··· Stored rows ···

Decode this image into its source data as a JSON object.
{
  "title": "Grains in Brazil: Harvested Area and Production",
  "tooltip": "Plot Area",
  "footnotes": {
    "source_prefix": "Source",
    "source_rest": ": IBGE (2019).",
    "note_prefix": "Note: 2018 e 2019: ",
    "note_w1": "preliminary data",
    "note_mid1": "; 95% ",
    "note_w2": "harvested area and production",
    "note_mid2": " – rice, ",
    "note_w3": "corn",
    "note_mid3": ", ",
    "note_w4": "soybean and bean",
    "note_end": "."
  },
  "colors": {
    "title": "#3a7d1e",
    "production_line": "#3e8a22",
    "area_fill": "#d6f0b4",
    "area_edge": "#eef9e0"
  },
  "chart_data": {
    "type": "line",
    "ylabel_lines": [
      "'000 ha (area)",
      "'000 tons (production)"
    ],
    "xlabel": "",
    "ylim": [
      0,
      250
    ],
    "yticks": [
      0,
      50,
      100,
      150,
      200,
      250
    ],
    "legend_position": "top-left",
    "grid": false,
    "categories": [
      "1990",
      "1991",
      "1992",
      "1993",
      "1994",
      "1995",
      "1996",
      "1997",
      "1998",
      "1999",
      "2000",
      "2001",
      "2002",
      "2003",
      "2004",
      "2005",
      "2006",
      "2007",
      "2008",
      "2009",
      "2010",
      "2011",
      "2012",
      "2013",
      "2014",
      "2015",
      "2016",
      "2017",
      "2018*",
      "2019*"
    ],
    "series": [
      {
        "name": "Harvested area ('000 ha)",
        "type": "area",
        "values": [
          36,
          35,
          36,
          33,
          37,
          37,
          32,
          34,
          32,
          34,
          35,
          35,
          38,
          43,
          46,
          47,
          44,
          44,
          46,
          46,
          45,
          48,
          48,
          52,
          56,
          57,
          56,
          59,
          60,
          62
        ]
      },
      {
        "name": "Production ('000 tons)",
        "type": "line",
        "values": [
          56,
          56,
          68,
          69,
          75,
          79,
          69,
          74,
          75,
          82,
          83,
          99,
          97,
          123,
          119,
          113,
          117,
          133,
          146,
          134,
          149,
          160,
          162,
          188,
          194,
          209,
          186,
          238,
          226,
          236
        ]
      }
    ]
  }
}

···

**Task goal:** Where does the word "tons" appear? Return each line that holds it.

**Written answer:**
      "'000 tons (production)"
        "name": "Production ('000 tons)",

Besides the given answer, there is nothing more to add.